**REQUEST:**
For this exercise, repeat all of the material verbatim apart from its images.

**DATASET RECORDS:**
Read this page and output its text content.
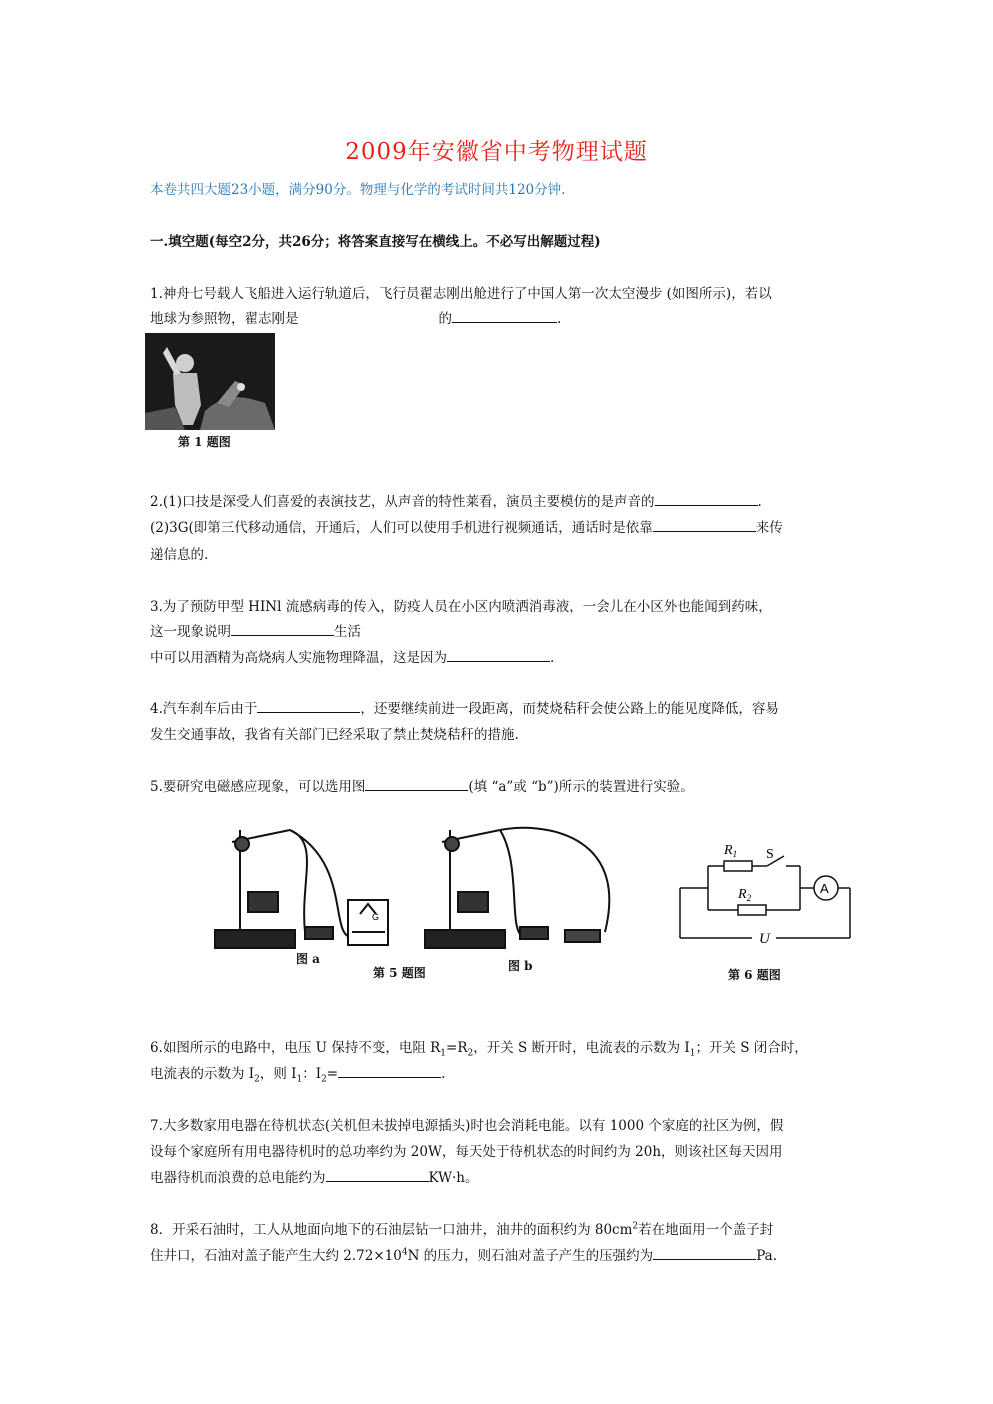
2009年安徽省中考物理试题
本卷共四大题23小题，满分90分。物理与化学的考试时间共120分钟.
一.填空题(每空2分，共26分；将答案直接写在横线上。不必写出解题过程)
1.神舟七号载人飞船进入运行轨道后，飞行员翟志刚出舱进行了中国人第一次太空漫步 (如图所示)，若以
地球为参照物，翟志刚是	的	.
第 1 题图
2.(1)口技是深受人们喜爱的表演技艺，从声音的特性莱看，演员主要模仿的是声音的	.
(2)3G(即第三代移动通信，开通后，人们可以使用手机进行视频通话，通话时是依靠	来传
递信息的.
3.为了预防甲型 HINl 流感病毒的传入，防疫人员在小区内喷洒消毒液，一会儿在小区外也能闻到药味，
这一现象说明	生活
中可以用酒精为高烧病人实施物理降温，这是因为	.
4.汽车刹车后由于	，还要继续前进一段距离，而焚烧秸秆会使公路上的能见度降低，容易
发生交通事故，我省有关部门已经采取了禁止焚烧秸秆的措施.
5.要研究电磁感应现象，可以选用图	(填 “a”或 “b”)所示的装置进行实验。
G
图 a	图 b
第 5 题图
$R_1$ S
$R_2$
A
U
第 6 题图
6.如图所示的电路中，电压 U 保持不变，电阻 $R_1=R_2$，开关 S 断开时，电流表的示数为 $I_1$；开关 S 闭合时，
电流表的示数为 $I_2$，则 $I_1$：$I_2=$	.
7.大多数家用电器在待机状态(关机但未拔掉电源插头)时也会消耗电能。以有 1000 个家庭的社区为例，假
设每个家庭所有用电器待机时的总功率约为 20W，每天处于待机状态的时间约为 20h，则该社区每天因用
电器待机而浪费的总电能约为	KW·h。
8．开采石油时，工人从地面向地下的石油层钻一口油井，油井的面积约为 $80cm^2$若在地面用一个盖子封
住井口，石油对盖子能产生大约 $2.72\times 10^4N$ 的压力，则石油对盖子产生的压强约为	Pa.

**CORRECT RESPONSE:**
Read this page and output its text content.
2009年安徽省中考物理试题
本卷共四大题23小题，满分90分。物理与化学的考试时间共120分钟.
一.填空题(每空2分，共26分；将答案直接写在横线上。不必写出解题过程)
1.神舟七号载人飞船进入运行轨道后，飞行员翟志刚出舱进行了中国人第一次太空漫步 (如图所示)，若以
地球为参照物，翟志刚是	的	.
第 1 题图
2.(1)口技是深受人们喜爱的表演技艺，从声音的特性莱看，演员主要模仿的是声音的	.
(2)3G(即第三代移动通信，开通后，人们可以使用手机进行视频通话，通话时是依靠	来传
递信息的.
3.为了预防甲型 HINl 流感病毒的传入，防疫人员在小区内喷洒消毒液，一会儿在小区外也能闻到药味，
这一现象说明	生活
中可以用酒精为高烧病人实施物理降温，这是因为	.
4.汽车刹车后由于	，还要继续前进一段距离，而焚烧秸秆会使公路上的能见度降低，容易
发生交通事故，我省有关部门已经采取了禁止焚烧秸秆的措施.
5.要研究电磁感应现象，可以选用图	(填 “a”或 “b”)所示的装置进行实验。
G
图 a	图 b
第 5 题图
$R_1$ S
$R_2$
A
U
第 6 题图
6.如图所示的电路中，电压 U 保持不变，电阻 $R_1=R_2$，开关 S 断开时，电流表的示数为 $I_1$；开关 S 闭合时，
电流表的示数为 $I_2$，则 $I_1$：$I_2=$	.
7.大多数家用电器在待机状态(关机但未拔掉电源插头)时也会消耗电能。以有 1000 个家庭的社区为例，假
设每个家庭所有用电器待机时的总功率约为 20W，每天处于待机状态的时间约为 20h，则该社区每天因用
电器待机而浪费的总电能约为	KW·h。
8．开采石油时，工人从地面向地下的石油层钻一口油井，油井的面积约为 $80cm^2$若在地面用一个盖子封
住井口，石油对盖子能产生大约 $2.72\times 10^4N$ 的压力，则石油对盖子产生的压强约为	Pa.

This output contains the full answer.